• _Stated exercise_
Every entry should be repeated exactly. Omit the pictures.
#### Source material ####
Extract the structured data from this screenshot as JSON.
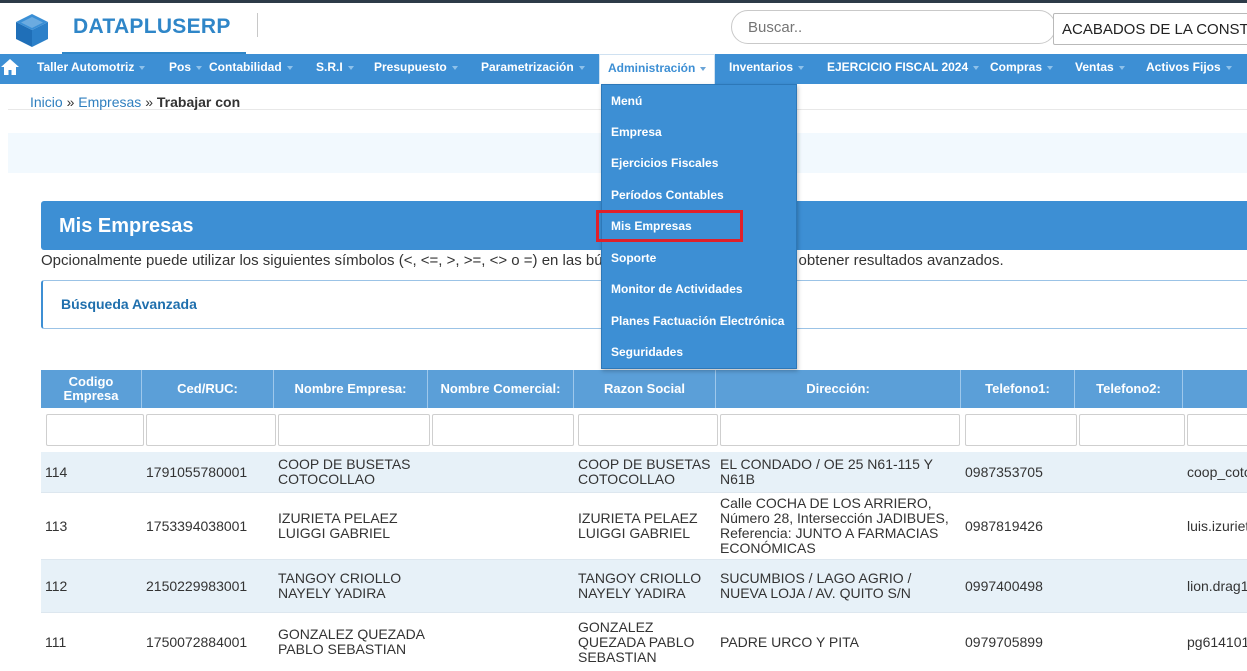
{
  "app": {
    "brand": "DATAPLUSERP",
    "logo_icon": "cube-icon"
  },
  "header": {
    "search_placeholder": "Buscar..",
    "company_selected": "ACABADOS DE LA CONSTRUCCION"
  },
  "colors": {
    "primary": "#3d8fd4",
    "brand": "#2f86c8",
    "highlight_border": "#e0202a"
  },
  "nav": {
    "home_icon": "home-icon",
    "items": [
      {
        "label": "Taller Automotriz"
      },
      {
        "label": "Pos"
      },
      {
        "label": "Contabilidad"
      },
      {
        "label": "S.R.I"
      },
      {
        "label": "Presupuesto"
      },
      {
        "label": "Parametrización"
      },
      {
        "label": "Administración"
      },
      {
        "label": "Inventarios"
      },
      {
        "label": "EJERCICIO FISCAL 2024"
      },
      {
        "label": "Compras"
      },
      {
        "label": "Ventas"
      },
      {
        "label": "Activos Fijos"
      }
    ],
    "active_index": 6
  },
  "dropdown": {
    "items": [
      "Menú",
      "Empresa",
      "Ejercicios Fiscales",
      "Períodos Contables",
      "Mis Empresas",
      "Soporte",
      "Monitor de Actividades",
      "Planes Factuación Electrónica",
      "Seguridades"
    ],
    "highlighted_index": 4
  },
  "breadcrumb": {
    "home": "Inicio",
    "sep1": "»",
    "section": "Empresas",
    "sep2": "»",
    "current": "Trabajar con"
  },
  "panel": {
    "title": "Mis Empresas",
    "hint": "Opcionalmente puede utilizar los siguientes símbolos (<, <=, >, >=, <> o =) en las búsquedas de los campos para obtener resultados avanzados.",
    "advanced_search": "Búsqueda Avanzada"
  },
  "table": {
    "columns": [
      "Codigo Empresa",
      "Ced/RUC:",
      "Nombre Empresa:",
      "Nombre Comercial:",
      "Razon Social",
      "Dirección:",
      "Telefono1:",
      "Telefono2:",
      ""
    ],
    "rows": [
      {
        "codigo": "114",
        "ruc": "1791055780001",
        "nombre": "COOP DE BUSETAS COTOCOLLAO",
        "comercial": "",
        "razon": "COOP DE BUSETAS COTOCOLLAO",
        "direccion": "EL CONDADO / OE 25 N61-115 Y N61B",
        "tel1": "0987353705",
        "tel2": "",
        "email": "coop_cotocollao"
      },
      {
        "codigo": "113",
        "ruc": "1753394038001",
        "nombre": "IZURIETA PELAEZ LUIGGI GABRIEL",
        "comercial": "",
        "razon": "IZURIETA PELAEZ LUIGGI GABRIEL",
        "direccion": "Calle COCHA DE LOS ARRIERO, Número 28, Intersección JADIBUES, Referencia: JUNTO A FARMACIAS ECONÓMICAS",
        "tel1": "0987819426",
        "tel2": "",
        "email": "luis.izurieta"
      },
      {
        "codigo": "112",
        "ruc": "2150229983001",
        "nombre": "TANGOY CRIOLLO NAYELY YADIRA",
        "comercial": "",
        "razon": "TANGOY CRIOLLO NAYELY YADIRA",
        "direccion": "SUCUMBIOS / LAGO AGRIO / NUEVA LOJA / AV. QUITO S/N",
        "tel1": "0997400498",
        "tel2": "",
        "email": "lion.drag1"
      },
      {
        "codigo": "111",
        "ruc": "1750072884001",
        "nombre": "GONZALEZ QUEZADA PABLO SEBASTIAN",
        "comercial": "",
        "razon": "GONZALEZ QUEZADA PABLO SEBASTIAN",
        "direccion": "PADRE URCO Y PITA",
        "tel1": "0979705899",
        "tel2": "",
        "email": "pg614101"
      }
    ]
  }
}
####
• _Final result_
Extract the structured data from this screenshot as JSON.
{
  "app": {
    "brand": "DATAPLUSERP",
    "logo_icon": "cube-icon"
  },
  "header": {
    "search_placeholder": "Buscar..",
    "company_selected": "ACABADOS DE LA CONSTRUCCION"
  },
  "colors": {
    "primary": "#3d8fd4",
    "brand": "#2f86c8",
    "highlight_border": "#e0202a"
  },
  "nav": {
    "home_icon": "home-icon",
    "items": [
      {
        "label": "Taller Automotriz"
      },
      {
        "label": "Pos"
      },
      {
        "label": "Contabilidad"
      },
      {
        "label": "S.R.I"
      },
      {
        "label": "Presupuesto"
      },
      {
        "label": "Parametrización"
      },
      {
        "label": "Administración"
      },
      {
        "label": "Inventarios"
      },
      {
        "label": "EJERCICIO FISCAL 2024"
      },
      {
        "label": "Compras"
      },
      {
        "label": "Ventas"
      },
      {
        "label": "Activos Fijos"
      }
    ],
    "active_index": 6
  },
  "dropdown": {
    "items": [
      "Menú",
      "Empresa",
      "Ejercicios Fiscales",
      "Períodos Contables",
      "Mis Empresas",
      "Soporte",
      "Monitor de Actividades",
      "Planes Factuación Electrónica",
      "Seguridades"
    ],
    "highlighted_index": 4
  },
  "breadcrumb": {
    "home": "Inicio",
    "sep1": "»",
    "section": "Empresas",
    "sep2": "»",
    "current": "Trabajar con"
  },
  "panel": {
    "title": "Mis Empresas",
    "hint": "Opcionalmente puede utilizar los siguientes símbolos (<, <=, >, >=, <> o =) en las búsquedas de los campos para obtener resultados avanzados.",
    "advanced_search": "Búsqueda Avanzada"
  },
  "table": {
    "columns": [
      "Codigo Empresa",
      "Ced/RUC:",
      "Nombre Empresa:",
      "Nombre Comercial:",
      "Razon Social",
      "Dirección:",
      "Telefono1:",
      "Telefono2:",
      ""
    ],
    "rows": [
      {
        "codigo": "114",
        "ruc": "1791055780001",
        "nombre": "COOP DE BUSETAS COTOCOLLAO",
        "comercial": "",
        "razon": "COOP DE BUSETAS COTOCOLLAO",
        "direccion": "EL CONDADO / OE 25 N61-115 Y N61B",
        "tel1": "0987353705",
        "tel2": "",
        "email": "coop_cotocollao"
      },
      {
        "codigo": "113",
        "ruc": "1753394038001",
        "nombre": "IZURIETA PELAEZ LUIGGI GABRIEL",
        "comercial": "",
        "razon": "IZURIETA PELAEZ LUIGGI GABRIEL",
        "direccion": "Calle COCHA DE LOS ARRIERO, Número 28, Intersección JADIBUES, Referencia: JUNTO A FARMACIAS ECONÓMICAS",
        "tel1": "0987819426",
        "tel2": "",
        "email": "luis.izurieta"
      },
      {
        "codigo": "112",
        "ruc": "2150229983001",
        "nombre": "TANGOY CRIOLLO NAYELY YADIRA",
        "comercial": "",
        "razon": "TANGOY CRIOLLO NAYELY YADIRA",
        "direccion": "SUCUMBIOS / LAGO AGRIO / NUEVA LOJA / AV. QUITO S/N",
        "tel1": "0997400498",
        "tel2": "",
        "email": "lion.drag1"
      },
      {
        "codigo": "111",
        "ruc": "1750072884001",
        "nombre": "GONZALEZ QUEZADA PABLO SEBASTIAN",
        "comercial": "",
        "razon": "GONZALEZ QUEZADA PABLO SEBASTIAN",
        "direccion": "PADRE URCO Y PITA",
        "tel1": "0979705899",
        "tel2": "",
        "email": "pg614101"
      }
    ]
  }
}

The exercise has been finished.